* BEGIN *

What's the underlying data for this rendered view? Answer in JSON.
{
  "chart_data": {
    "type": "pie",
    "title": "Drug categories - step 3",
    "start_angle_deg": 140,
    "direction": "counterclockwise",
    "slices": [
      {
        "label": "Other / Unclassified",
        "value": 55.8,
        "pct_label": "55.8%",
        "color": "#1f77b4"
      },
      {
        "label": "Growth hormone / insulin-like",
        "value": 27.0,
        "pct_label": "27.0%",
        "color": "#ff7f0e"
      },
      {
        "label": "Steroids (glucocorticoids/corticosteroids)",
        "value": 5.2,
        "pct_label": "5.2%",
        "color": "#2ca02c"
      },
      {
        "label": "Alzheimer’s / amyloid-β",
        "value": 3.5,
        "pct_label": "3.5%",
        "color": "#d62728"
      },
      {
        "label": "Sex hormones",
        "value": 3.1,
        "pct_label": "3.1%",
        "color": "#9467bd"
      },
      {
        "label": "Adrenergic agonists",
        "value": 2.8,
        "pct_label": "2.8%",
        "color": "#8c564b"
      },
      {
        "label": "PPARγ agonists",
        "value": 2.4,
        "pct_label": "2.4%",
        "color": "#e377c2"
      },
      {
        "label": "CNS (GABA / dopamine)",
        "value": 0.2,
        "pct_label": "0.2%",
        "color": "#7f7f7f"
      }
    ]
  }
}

* END *

The exercise:
Set out the complete listing exactly as shown.

Result of the task:
What's the underlying data for this rendered view? Answer in JSON.
{
  "chart_data": {
    "type": "pie",
    "title": "Drug categories - step 3",
    "start_angle_deg": 140,
    "direction": "counterclockwise",
    "slices": [
      {
        "label": "Other / Unclassified",
        "value": 55.8,
        "pct_label": "55.8%",
        "color": "#1f77b4"
      },
      {
        "label": "Growth hormone / insulin-like",
        "value": 27.0,
        "pct_label": "27.0%",
        "color": "#ff7f0e"
      },
      {
        "label": "Steroids (glucocorticoids/corticosteroids)",
        "value": 5.2,
        "pct_label": "5.2%",
        "color": "#2ca02c"
      },
      {
        "label": "Alzheimer’s / amyloid-β",
        "value": 3.5,
        "pct_label": "3.5%",
        "color": "#d62728"
      },
      {
        "label": "Sex hormones",
        "value": 3.1,
        "pct_label": "3.1%",
        "color": "#9467bd"
      },
      {
        "label": "Adrenergic agonists",
        "value": 2.8,
        "pct_label": "2.8%",
        "color": "#8c564b"
      },
      {
        "label": "PPARγ agonists",
        "value": 2.4,
        "pct_label": "2.4%",
        "color": "#e377c2"
      },
      {
        "label": "CNS (GABA / dopamine)",
        "value": 0.2,
        "pct_label": "0.2%",
        "color": "#7f7f7f"
      }
    ]
  }
}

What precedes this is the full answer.